Task statement:
Arrange the lines of the records as a JSON list of strings, one string per line, leaving out blank lines. Begin at the line that contains "107, 610, 424]" and stop after the line that contains "426, 310, 441]", including both of those lines.

____

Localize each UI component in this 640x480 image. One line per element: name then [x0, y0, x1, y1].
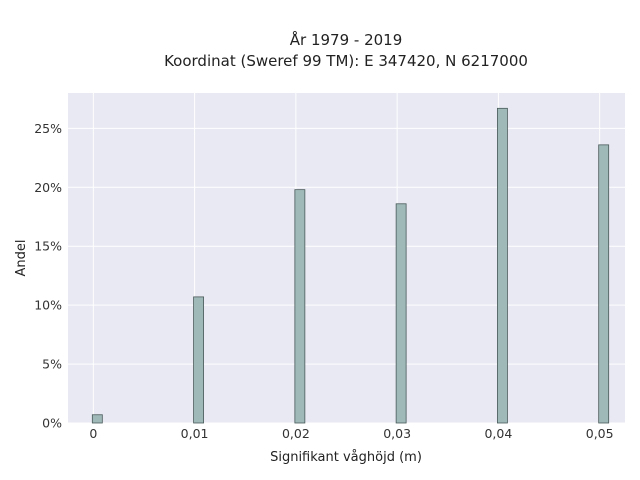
bars	[91, 107, 610, 424]
y-tick-label: 20%	[34, 180, 62, 195]
x-tick-label: 0,01	[181, 426, 209, 441]
bar	[193, 296, 204, 424]
bar	[91, 414, 103, 424]
y-tick-label: 10%	[34, 298, 62, 313]
x-axis-label: Signifikant våghöjd (m)	[270, 450, 422, 465]
y-axis-ticks: 0% 5% 10% 15% 20% 25%	[34, 121, 62, 431]
x-tick-label: 0,02	[282, 426, 310, 441]
x-tick-label: 0,03	[383, 426, 411, 441]
bar	[294, 189, 306, 424]
chart-title-line2: Koordinat (Sweref 99 TM): E 347420, N 62…	[164, 52, 528, 70]
y-tick-label: 5%	[42, 357, 62, 372]
bar	[497, 107, 508, 424]
x-tick-label: 0	[89, 426, 97, 441]
y-tick-label: 0%	[42, 416, 62, 431]
x-axis-ticks: 0 0,01 0,02 0,03 0,04 0,05	[89, 426, 613, 441]
bar	[395, 203, 407, 424]
plot-area	[68, 93, 625, 423]
y-tick-label: 15%	[34, 239, 62, 254]
bar	[598, 144, 610, 424]
y-axis-label: Andel	[14, 240, 29, 277]
x-tick-label: 0,05	[586, 426, 614, 441]
y-tick-label: 25%	[34, 121, 62, 136]
x-tick-label: 0,04	[484, 426, 512, 441]
chart-title-line1: År 1979 - 2019	[290, 30, 403, 49]
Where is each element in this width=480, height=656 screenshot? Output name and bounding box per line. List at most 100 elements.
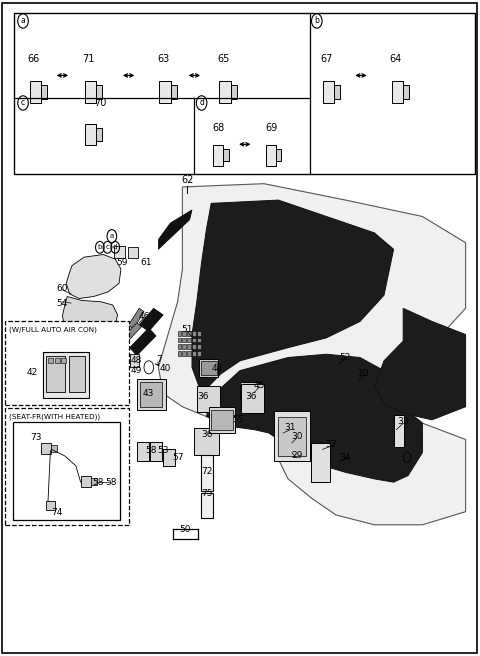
Text: 46: 46: [138, 312, 150, 321]
Text: 57: 57: [172, 453, 183, 462]
Text: (SEAT-FR(WITH HEATED)): (SEAT-FR(WITH HEATED)): [9, 413, 100, 420]
Text: 31: 31: [285, 423, 296, 432]
Text: 44: 44: [211, 364, 223, 373]
Bar: [178, 351, 181, 356]
Text: c: c: [21, 98, 25, 108]
Text: a: a: [21, 16, 25, 26]
Bar: [81, 476, 91, 487]
Text: 70: 70: [95, 98, 107, 108]
Bar: [48, 358, 53, 363]
Bar: [46, 501, 55, 510]
Bar: [194, 428, 219, 455]
Text: 42: 42: [27, 368, 38, 377]
Text: 60: 60: [57, 284, 68, 293]
Bar: [85, 81, 96, 103]
Text: 51: 51: [181, 325, 193, 334]
Bar: [150, 442, 162, 461]
Text: 59: 59: [117, 258, 128, 267]
Bar: [211, 410, 233, 430]
Text: b: b: [314, 16, 319, 26]
Text: b: b: [97, 244, 102, 251]
Bar: [182, 338, 186, 342]
Text: 68: 68: [212, 123, 225, 133]
Bar: [219, 81, 230, 103]
Text: 36: 36: [197, 392, 208, 401]
Text: 29: 29: [291, 451, 302, 461]
Bar: [43, 352, 89, 398]
Bar: [187, 351, 191, 356]
Text: 30: 30: [291, 432, 302, 441]
Text: 64: 64: [390, 54, 402, 64]
Bar: [197, 338, 201, 342]
Bar: [403, 85, 409, 98]
Bar: [114, 246, 125, 258]
Bar: [240, 382, 258, 400]
Bar: [187, 331, 191, 336]
Text: 36: 36: [245, 392, 256, 401]
Bar: [178, 331, 181, 336]
Text: 72: 72: [202, 466, 213, 476]
Polygon shape: [62, 297, 118, 335]
Text: 40: 40: [160, 364, 171, 373]
Bar: [192, 344, 196, 349]
Bar: [266, 146, 276, 165]
Bar: [61, 358, 66, 363]
Bar: [140, 382, 162, 407]
Bar: [178, 338, 181, 342]
Bar: [51, 445, 57, 452]
Text: 54: 54: [57, 298, 68, 308]
Bar: [85, 124, 96, 145]
Text: 58: 58: [145, 446, 157, 455]
Polygon shape: [130, 328, 156, 356]
Bar: [201, 493, 213, 518]
Polygon shape: [60, 328, 109, 361]
Polygon shape: [192, 200, 394, 394]
Bar: [30, 81, 41, 103]
Bar: [241, 384, 264, 413]
Bar: [223, 150, 228, 161]
Bar: [392, 81, 403, 103]
Bar: [192, 338, 196, 342]
Bar: [5, 321, 129, 405]
Text: c: c: [106, 244, 109, 251]
Bar: [187, 344, 191, 349]
Text: 52: 52: [339, 353, 350, 362]
Text: a: a: [110, 233, 114, 239]
Text: 67: 67: [320, 54, 333, 64]
Polygon shape: [66, 255, 121, 298]
Bar: [159, 81, 170, 103]
Text: 63: 63: [157, 54, 169, 64]
Bar: [41, 443, 51, 454]
Text: d: d: [113, 244, 118, 251]
Polygon shape: [374, 308, 466, 420]
Bar: [394, 415, 404, 447]
Text: 48: 48: [130, 356, 142, 365]
Polygon shape: [129, 308, 144, 329]
Bar: [201, 455, 213, 491]
Text: (W/FULL AUTO AIR CON): (W/FULL AUTO AIR CON): [9, 327, 96, 333]
Bar: [91, 478, 97, 485]
Text: 61: 61: [141, 258, 152, 267]
Bar: [55, 358, 60, 363]
Bar: [96, 128, 102, 141]
Bar: [170, 85, 177, 98]
Text: 55: 55: [232, 415, 243, 424]
Bar: [46, 356, 65, 392]
Bar: [130, 354, 139, 367]
Bar: [192, 331, 196, 336]
Bar: [182, 351, 186, 356]
Bar: [14, 13, 475, 174]
Bar: [182, 331, 186, 336]
Text: 74: 74: [51, 508, 62, 518]
Text: 58: 58: [93, 478, 104, 487]
Bar: [5, 408, 129, 525]
Bar: [187, 338, 191, 342]
Bar: [209, 407, 235, 433]
Bar: [41, 85, 47, 98]
Text: 73: 73: [30, 433, 42, 442]
Text: 75: 75: [202, 489, 213, 498]
Text: 53: 53: [157, 446, 169, 455]
Bar: [13, 422, 120, 520]
Polygon shape: [139, 308, 163, 331]
Text: 62: 62: [181, 174, 193, 185]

____

Solution below:
[
  "bars\t[91, 107, 610, 424]",
  "y-tick-label: 20%\t[34, 180, 62, 195]",
  "x-tick-label: 0,01\t[181, 426, 209, 441]",
  "bar\t[193, 296, 204, 424]",
  "bar\t[91, 414, 103, 424]",
  "y-tick-label: 10%\t[34, 298, 62, 313]",
  "x-axis-label: Signifikant våghöjd (m)\t[270, 450, 422, 465]",
  "y-axis-ticks: 0% 5% 10% 15% 20% 25%\t[34, 121, 62, 431]",
  "x-tick-label: 0,02\t[282, 426, 310, 441]"
]